Word for word, restate every line of the material.

▸ **Stored items**:
----------

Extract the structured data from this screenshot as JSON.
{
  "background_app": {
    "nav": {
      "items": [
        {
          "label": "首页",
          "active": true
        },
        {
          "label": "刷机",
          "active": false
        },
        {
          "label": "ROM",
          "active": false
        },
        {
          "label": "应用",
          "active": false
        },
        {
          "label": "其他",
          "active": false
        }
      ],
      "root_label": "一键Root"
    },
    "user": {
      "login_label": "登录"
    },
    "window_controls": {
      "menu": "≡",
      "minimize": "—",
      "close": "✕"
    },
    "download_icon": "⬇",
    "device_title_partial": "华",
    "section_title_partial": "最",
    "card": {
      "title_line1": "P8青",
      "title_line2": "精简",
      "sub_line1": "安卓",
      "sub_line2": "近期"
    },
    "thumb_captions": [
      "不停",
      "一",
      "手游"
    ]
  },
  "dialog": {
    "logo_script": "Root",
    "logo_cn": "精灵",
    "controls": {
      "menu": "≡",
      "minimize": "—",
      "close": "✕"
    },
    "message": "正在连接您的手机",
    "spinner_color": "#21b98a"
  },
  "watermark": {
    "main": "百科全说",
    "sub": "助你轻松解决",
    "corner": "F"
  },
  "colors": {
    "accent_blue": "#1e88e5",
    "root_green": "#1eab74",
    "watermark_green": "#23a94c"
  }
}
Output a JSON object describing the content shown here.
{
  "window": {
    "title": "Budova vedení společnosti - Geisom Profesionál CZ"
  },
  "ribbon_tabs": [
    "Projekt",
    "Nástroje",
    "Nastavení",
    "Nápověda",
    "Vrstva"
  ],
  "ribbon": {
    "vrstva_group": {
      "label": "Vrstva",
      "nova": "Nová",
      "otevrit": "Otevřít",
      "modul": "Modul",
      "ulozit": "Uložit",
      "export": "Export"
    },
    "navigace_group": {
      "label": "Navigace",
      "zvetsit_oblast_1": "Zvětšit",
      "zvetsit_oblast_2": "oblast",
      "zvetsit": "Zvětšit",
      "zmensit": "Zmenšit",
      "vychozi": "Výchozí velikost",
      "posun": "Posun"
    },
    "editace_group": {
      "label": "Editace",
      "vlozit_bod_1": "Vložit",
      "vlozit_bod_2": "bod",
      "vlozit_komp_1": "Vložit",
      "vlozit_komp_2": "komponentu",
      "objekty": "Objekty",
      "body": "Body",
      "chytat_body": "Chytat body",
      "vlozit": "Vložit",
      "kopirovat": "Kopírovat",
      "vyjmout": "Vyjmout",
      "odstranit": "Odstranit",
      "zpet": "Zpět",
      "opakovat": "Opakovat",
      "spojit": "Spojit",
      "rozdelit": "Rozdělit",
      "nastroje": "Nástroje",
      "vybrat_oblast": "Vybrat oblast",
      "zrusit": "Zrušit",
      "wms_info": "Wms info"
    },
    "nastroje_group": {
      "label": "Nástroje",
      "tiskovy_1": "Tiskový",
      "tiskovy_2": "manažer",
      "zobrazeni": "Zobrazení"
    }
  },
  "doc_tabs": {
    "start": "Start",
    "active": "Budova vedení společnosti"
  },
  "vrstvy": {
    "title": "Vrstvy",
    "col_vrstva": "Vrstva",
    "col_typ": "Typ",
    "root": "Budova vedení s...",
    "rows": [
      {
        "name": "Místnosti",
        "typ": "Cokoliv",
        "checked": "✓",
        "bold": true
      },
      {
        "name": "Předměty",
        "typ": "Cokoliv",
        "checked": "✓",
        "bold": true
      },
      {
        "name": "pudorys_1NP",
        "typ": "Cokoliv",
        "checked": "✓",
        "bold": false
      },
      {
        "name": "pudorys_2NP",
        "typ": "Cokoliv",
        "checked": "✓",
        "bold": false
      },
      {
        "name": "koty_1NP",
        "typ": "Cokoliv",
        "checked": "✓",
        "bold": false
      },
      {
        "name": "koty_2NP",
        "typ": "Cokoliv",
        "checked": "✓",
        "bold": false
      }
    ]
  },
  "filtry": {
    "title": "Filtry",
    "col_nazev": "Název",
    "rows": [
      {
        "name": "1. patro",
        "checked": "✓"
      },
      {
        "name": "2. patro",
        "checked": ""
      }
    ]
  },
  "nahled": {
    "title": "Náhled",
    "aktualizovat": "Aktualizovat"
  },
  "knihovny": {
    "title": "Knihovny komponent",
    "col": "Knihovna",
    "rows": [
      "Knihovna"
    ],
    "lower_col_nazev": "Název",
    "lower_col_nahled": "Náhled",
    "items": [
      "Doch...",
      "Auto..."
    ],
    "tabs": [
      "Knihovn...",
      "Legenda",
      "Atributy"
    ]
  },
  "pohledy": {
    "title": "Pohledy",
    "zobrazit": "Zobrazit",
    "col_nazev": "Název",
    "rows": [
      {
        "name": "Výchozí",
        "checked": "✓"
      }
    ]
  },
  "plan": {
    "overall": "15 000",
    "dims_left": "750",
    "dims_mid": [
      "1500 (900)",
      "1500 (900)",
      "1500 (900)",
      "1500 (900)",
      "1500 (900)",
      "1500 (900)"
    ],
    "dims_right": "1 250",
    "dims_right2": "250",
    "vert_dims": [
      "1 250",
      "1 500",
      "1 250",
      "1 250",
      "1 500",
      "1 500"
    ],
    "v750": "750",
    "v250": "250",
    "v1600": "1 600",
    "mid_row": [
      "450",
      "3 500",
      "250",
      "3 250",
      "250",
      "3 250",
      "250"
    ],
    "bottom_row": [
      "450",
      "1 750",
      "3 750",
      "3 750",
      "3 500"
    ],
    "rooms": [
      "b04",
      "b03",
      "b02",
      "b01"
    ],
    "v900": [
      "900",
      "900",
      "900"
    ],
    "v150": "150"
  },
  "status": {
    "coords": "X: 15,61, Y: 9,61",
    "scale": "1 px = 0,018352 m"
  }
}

----------

▸ **EXERCISE OUTPUT**:
Extract the structured data from this screenshot as JSON.
{
  "background_app": {
    "nav": {
      "items": [
        {
          "label": "首页",
          "active": true
        },
        {
          "label": "刷机",
          "active": false
        },
        {
          "label": "ROM",
          "active": false
        },
        {
          "label": "应用",
          "active": false
        },
        {
          "label": "其他",
          "active": false
        }
      ],
      "root_label": "一键Root"
    },
    "user": {
      "login_label": "登录"
    },
    "window_controls": {
      "menu": "≡",
      "minimize": "—",
      "close": "✕"
    },
    "download_icon": "⬇",
    "device_title_partial": "华",
    "section_title_partial": "最",
    "card": {
      "title_line1": "P8青",
      "title_line2": "精简",
      "sub_line1": "安卓",
      "sub_line2": "近期"
    },
    "thumb_captions": [
      "不停",
      "一",
      "手游"
    ]
  },
  "dialog": {
    "logo_script": "Root",
    "logo_cn": "精灵",
    "controls": {
      "menu": "≡",
      "minimize": "—",
      "close": "✕"
    },
    "message": "正在连接您的手机",
    "spinner_color": "#21b98a"
  },
  "watermark": {
    "main": "百科全说",
    "sub": "助你轻松解决",
    "corner": "F"
  },
  "colors": {
    "accent_blue": "#1e88e5",
    "root_green": "#1eab74",
    "watermark_green": "#23a94c"
  }
}
Output a JSON object describing the content shown here.
{
  "window": {
    "title": "Budova vedení společnosti - Geisom Profesionál CZ"
  },
  "ribbon_tabs": [
    "Projekt",
    "Nástroje",
    "Nastavení",
    "Nápověda",
    "Vrstva"
  ],
  "ribbon": {
    "vrstva_group": {
      "label": "Vrstva",
      "nova": "Nová",
      "otevrit": "Otevřít",
      "modul": "Modul",
      "ulozit": "Uložit",
      "export": "Export"
    },
    "navigace_group": {
      "label": "Navigace",
      "zvetsit_oblast_1": "Zvětšit",
      "zvetsit_oblast_2": "oblast",
      "zvetsit": "Zvětšit",
      "zmensit": "Zmenšit",
      "vychozi": "Výchozí velikost",
      "posun": "Posun"
    },
    "editace_group": {
      "label": "Editace",
      "vlozit_bod_1": "Vložit",
      "vlozit_bod_2": "bod",
      "vlozit_komp_1": "Vložit",
      "vlozit_komp_2": "komponentu",
      "objekty": "Objekty",
      "body": "Body",
      "chytat_body": "Chytat body",
      "vlozit": "Vložit",
      "kopirovat": "Kopírovat",
      "vyjmout": "Vyjmout",
      "odstranit": "Odstranit",
      "zpet": "Zpět",
      "opakovat": "Opakovat",
      "spojit": "Spojit",
      "rozdelit": "Rozdělit",
      "nastroje": "Nástroje",
      "vybrat_oblast": "Vybrat oblast",
      "zrusit": "Zrušit",
      "wms_info": "Wms info"
    },
    "nastroje_group": {
      "label": "Nástroje",
      "tiskovy_1": "Tiskový",
      "tiskovy_2": "manažer",
      "zobrazeni": "Zobrazení"
    }
  },
  "doc_tabs": {
    "start": "Start",
    "active": "Budova vedení společnosti"
  },
  "vrstvy": {
    "title": "Vrstvy",
    "col_vrstva": "Vrstva",
    "col_typ": "Typ",
    "root": "Budova vedení s...",
    "rows": [
      {
        "name": "Místnosti",
        "typ": "Cokoliv",
        "checked": "✓",
        "bold": true
      },
      {
        "name": "Předměty",
        "typ": "Cokoliv",
        "checked": "✓",
        "bold": true
      },
      {
        "name": "pudorys_1NP",
        "typ": "Cokoliv",
        "checked": "✓",
        "bold": false
      },
      {
        "name": "pudorys_2NP",
        "typ": "Cokoliv",
        "checked": "✓",
        "bold": false
      },
      {
        "name": "koty_1NP",
        "typ": "Cokoliv",
        "checked": "✓",
        "bold": false
      },
      {
        "name": "koty_2NP",
        "typ": "Cokoliv",
        "checked": "✓",
        "bold": false
      }
    ]
  },
  "filtry": {
    "title": "Filtry",
    "col_nazev": "Název",
    "rows": [
      {
        "name": "1. patro",
        "checked": "✓"
      },
      {
        "name": "2. patro",
        "checked": ""
      }
    ]
  },
  "nahled": {
    "title": "Náhled",
    "aktualizovat": "Aktualizovat"
  },
  "knihovny": {
    "title": "Knihovny komponent",
    "col": "Knihovna",
    "rows": [
      "Knihovna"
    ],
    "lower_col_nazev": "Název",
    "lower_col_nahled": "Náhled",
    "items": [
      "Doch...",
      "Auto..."
    ],
    "tabs": [
      "Knihovn...",
      "Legenda",
      "Atributy"
    ]
  },
  "pohledy": {
    "title": "Pohledy",
    "zobrazit": "Zobrazit",
    "col_nazev": "Název",
    "rows": [
      {
        "name": "Výchozí",
        "checked": "✓"
      }
    ]
  },
  "plan": {
    "overall": "15 000",
    "dims_left": "750",
    "dims_mid": [
      "1500 (900)",
      "1500 (900)",
      "1500 (900)",
      "1500 (900)",
      "1500 (900)",
      "1500 (900)"
    ],
    "dims_right": "1 250",
    "dims_right2": "250",
    "vert_dims": [
      "1 250",
      "1 500",
      "1 250",
      "1 250",
      "1 500",
      "1 500"
    ],
    "v750": "750",
    "v250": "250",
    "v1600": "1 600",
    "mid_row": [
      "450",
      "3 500",
      "250",
      "3 250",
      "250",
      "3 250",
      "250"
    ],
    "bottom_row": [
      "450",
      "1 750",
      "3 750",
      "3 750",
      "3 500"
    ],
    "rooms": [
      "b04",
      "b03",
      "b02",
      "b01"
    ],
    "v900": [
      "900",
      "900",
      "900"
    ],
    "v150": "150"
  },
  "status": {
    "coords": "X: 15,61, Y: 9,61",
    "scale": "1 px = 0,018352 m"
  }
}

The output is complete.